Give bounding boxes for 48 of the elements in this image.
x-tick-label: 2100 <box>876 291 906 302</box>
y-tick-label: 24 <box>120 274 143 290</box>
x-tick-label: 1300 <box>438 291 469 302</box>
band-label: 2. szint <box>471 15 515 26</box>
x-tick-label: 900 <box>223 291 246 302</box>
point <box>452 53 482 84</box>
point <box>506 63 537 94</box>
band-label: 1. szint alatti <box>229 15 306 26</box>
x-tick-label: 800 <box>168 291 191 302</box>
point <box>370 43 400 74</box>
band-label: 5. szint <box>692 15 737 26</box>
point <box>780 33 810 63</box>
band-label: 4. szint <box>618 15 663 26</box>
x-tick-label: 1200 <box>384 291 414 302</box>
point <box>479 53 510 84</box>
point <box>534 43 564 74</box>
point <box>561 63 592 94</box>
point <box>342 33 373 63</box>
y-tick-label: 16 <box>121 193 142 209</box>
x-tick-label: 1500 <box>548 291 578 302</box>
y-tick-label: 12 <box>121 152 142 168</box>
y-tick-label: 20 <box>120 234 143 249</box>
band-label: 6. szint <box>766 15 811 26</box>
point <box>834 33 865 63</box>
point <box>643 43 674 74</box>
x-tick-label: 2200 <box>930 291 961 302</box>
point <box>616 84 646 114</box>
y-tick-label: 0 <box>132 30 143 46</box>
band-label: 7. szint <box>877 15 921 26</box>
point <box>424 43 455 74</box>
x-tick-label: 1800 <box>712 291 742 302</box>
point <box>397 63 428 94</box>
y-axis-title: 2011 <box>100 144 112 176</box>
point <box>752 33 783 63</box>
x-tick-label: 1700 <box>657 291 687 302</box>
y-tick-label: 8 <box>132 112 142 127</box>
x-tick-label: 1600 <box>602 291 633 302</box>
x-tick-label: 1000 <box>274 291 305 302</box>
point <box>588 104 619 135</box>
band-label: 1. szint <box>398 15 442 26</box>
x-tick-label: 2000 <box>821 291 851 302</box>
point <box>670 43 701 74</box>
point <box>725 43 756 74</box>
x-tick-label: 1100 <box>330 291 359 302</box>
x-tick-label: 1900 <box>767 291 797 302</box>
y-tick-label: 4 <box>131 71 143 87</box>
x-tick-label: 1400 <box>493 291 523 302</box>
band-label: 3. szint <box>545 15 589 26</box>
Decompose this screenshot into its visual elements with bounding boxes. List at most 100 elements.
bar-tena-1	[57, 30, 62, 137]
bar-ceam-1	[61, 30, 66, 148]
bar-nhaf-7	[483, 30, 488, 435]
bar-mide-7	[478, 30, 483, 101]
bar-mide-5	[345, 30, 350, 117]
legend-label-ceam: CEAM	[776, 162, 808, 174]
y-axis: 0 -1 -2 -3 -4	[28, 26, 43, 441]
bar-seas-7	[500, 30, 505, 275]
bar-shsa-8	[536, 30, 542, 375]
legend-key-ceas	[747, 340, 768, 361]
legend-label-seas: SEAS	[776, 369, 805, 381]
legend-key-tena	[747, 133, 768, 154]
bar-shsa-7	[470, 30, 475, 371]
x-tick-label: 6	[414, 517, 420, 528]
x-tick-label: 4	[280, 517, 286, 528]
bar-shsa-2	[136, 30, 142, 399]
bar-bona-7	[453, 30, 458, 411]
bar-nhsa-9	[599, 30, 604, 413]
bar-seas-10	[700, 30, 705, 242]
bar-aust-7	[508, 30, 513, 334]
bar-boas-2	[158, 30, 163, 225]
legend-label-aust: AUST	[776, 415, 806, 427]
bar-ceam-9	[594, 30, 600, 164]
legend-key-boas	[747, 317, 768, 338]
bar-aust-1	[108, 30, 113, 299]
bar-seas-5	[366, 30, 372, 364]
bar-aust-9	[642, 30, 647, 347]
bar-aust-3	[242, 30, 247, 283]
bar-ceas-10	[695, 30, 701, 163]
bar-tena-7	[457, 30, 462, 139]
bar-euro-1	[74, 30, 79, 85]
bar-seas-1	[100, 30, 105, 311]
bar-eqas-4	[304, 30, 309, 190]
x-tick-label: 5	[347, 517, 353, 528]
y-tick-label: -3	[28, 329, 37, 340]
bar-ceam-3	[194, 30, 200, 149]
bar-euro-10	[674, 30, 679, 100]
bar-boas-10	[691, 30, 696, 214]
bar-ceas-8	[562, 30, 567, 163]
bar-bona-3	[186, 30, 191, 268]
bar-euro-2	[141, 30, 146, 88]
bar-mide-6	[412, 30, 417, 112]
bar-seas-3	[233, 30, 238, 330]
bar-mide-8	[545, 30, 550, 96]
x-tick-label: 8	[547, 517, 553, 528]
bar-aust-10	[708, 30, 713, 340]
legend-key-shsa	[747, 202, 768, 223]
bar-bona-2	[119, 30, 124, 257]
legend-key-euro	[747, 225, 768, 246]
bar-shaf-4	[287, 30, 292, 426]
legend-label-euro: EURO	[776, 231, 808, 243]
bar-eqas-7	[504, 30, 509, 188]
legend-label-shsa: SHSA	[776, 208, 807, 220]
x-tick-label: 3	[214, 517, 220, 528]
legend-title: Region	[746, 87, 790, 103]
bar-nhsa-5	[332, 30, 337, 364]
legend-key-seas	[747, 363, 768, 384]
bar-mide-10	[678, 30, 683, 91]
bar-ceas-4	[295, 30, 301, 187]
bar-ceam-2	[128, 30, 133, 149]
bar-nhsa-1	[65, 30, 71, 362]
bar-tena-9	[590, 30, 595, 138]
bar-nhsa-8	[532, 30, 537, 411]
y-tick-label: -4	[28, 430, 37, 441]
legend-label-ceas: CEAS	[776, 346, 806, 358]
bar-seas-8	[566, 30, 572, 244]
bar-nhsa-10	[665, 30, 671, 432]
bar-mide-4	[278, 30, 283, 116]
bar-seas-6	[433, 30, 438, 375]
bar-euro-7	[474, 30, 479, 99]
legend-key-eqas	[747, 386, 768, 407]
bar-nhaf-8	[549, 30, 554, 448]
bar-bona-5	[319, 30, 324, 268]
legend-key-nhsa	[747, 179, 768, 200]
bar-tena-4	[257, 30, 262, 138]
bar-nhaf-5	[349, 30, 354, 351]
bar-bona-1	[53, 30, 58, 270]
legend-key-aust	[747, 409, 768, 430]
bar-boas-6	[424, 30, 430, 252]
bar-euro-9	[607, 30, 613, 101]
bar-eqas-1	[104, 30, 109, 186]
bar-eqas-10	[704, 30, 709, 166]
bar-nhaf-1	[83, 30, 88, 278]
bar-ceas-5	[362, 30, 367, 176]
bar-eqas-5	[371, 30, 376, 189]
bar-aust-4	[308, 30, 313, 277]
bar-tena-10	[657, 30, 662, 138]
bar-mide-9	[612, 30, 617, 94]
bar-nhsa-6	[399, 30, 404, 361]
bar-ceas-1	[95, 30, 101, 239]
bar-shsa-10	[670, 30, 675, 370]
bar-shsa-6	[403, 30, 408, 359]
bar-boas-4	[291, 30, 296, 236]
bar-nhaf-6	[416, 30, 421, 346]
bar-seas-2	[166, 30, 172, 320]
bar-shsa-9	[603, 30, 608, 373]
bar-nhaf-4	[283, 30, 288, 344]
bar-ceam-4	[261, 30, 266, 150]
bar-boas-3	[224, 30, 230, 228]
══════════
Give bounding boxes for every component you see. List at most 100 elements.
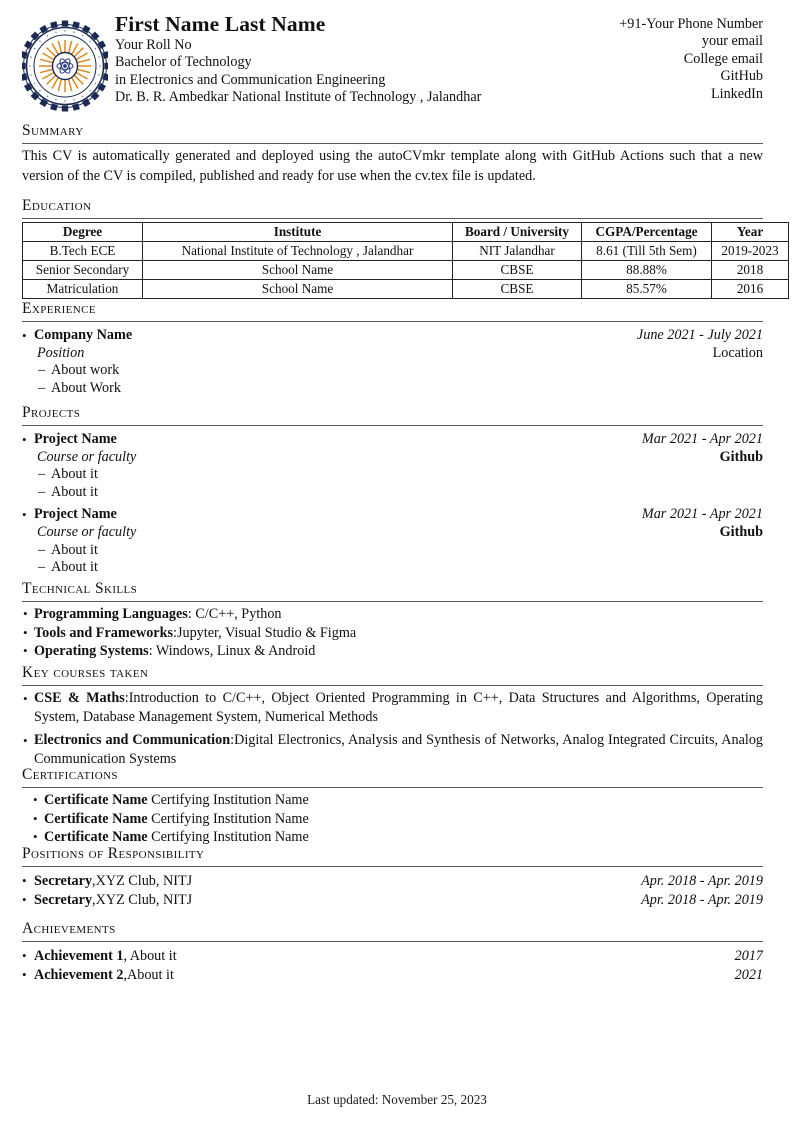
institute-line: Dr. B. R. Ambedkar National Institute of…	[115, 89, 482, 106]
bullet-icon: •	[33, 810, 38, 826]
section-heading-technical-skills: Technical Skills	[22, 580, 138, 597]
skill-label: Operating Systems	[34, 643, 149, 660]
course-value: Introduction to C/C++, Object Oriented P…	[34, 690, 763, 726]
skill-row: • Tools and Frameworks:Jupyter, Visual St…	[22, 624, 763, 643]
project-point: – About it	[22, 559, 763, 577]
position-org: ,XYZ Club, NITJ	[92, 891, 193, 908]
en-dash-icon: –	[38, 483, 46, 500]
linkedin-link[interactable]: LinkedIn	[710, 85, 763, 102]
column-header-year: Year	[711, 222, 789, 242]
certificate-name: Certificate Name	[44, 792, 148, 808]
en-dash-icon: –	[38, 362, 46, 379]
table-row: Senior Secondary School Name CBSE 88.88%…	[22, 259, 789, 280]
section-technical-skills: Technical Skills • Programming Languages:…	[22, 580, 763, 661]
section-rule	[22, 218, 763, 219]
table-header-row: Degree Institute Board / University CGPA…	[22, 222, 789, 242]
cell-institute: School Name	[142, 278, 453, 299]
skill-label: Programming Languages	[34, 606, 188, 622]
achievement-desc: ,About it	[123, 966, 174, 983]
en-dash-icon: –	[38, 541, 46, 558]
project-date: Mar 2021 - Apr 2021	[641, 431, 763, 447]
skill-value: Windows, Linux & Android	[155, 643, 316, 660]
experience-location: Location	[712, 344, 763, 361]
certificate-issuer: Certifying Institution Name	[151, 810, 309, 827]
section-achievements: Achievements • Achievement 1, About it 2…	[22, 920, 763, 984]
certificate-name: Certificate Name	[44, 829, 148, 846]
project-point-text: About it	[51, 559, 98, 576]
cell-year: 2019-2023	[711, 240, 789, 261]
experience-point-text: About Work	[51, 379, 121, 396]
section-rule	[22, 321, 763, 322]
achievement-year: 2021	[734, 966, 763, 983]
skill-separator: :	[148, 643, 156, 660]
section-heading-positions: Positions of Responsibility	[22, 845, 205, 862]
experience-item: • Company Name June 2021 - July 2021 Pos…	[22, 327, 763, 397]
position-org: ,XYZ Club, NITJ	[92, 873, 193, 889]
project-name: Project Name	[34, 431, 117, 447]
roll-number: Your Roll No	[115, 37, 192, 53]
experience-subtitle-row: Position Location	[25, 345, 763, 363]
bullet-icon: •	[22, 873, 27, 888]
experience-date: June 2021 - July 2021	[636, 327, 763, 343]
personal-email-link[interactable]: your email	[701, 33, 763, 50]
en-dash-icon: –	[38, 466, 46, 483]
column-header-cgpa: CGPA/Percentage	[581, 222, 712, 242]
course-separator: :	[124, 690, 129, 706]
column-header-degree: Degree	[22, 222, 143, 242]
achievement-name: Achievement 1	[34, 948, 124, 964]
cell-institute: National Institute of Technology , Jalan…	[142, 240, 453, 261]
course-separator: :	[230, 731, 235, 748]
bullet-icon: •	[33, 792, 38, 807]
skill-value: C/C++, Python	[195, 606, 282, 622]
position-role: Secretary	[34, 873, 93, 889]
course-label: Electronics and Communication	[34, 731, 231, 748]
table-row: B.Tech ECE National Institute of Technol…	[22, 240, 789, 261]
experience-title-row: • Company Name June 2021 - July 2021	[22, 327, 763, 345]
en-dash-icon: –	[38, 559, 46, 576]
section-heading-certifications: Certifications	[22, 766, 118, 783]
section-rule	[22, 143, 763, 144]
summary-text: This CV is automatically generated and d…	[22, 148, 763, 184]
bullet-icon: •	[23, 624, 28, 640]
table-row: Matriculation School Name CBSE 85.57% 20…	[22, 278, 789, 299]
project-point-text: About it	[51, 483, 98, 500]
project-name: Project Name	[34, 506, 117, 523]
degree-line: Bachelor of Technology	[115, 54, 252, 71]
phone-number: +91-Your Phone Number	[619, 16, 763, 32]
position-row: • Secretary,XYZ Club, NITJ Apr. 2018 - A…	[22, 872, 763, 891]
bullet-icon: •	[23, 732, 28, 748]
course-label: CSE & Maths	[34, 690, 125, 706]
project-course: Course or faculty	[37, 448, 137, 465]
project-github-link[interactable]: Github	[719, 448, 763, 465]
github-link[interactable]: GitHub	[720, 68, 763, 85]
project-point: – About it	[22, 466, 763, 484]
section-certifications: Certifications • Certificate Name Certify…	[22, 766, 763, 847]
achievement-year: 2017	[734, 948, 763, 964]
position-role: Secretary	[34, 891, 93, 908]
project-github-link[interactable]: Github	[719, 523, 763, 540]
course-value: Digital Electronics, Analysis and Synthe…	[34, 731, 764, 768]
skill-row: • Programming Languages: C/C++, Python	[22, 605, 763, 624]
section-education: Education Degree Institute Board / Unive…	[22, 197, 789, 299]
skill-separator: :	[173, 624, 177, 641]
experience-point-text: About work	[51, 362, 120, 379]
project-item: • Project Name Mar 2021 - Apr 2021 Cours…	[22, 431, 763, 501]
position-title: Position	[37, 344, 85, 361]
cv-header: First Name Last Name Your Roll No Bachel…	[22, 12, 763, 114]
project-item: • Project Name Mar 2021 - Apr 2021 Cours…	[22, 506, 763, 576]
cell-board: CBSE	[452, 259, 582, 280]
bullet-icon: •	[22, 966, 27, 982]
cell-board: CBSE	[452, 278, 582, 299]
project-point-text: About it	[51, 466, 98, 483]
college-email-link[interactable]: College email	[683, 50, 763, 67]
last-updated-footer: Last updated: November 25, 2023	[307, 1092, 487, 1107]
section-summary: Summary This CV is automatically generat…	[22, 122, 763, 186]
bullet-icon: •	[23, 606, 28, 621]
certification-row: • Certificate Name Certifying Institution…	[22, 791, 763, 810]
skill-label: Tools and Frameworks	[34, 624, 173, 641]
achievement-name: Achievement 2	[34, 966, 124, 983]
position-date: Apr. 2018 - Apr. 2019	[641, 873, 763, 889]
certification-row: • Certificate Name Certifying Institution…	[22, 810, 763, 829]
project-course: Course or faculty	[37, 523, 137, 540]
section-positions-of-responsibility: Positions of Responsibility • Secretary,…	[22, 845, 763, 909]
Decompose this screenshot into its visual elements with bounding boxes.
══════════
● **WHAT IS EXPECTED**: Transcribe the items exactly, from the line containing "Give bounding boxes for 48" through the line containing "point <box>452 53 482 84</box>", including both of those lines.

● **TASK SOLUTION**:
Give bounding boxes for 48 of the elements in this image.
x-tick-label: 2100 <box>876 291 906 302</box>
y-tick-label: 24 <box>120 274 143 290</box>
x-tick-label: 1300 <box>438 291 469 302</box>
band-label: 2. szint <box>471 15 515 26</box>
x-tick-label: 900 <box>223 291 246 302</box>
point <box>452 53 482 84</box>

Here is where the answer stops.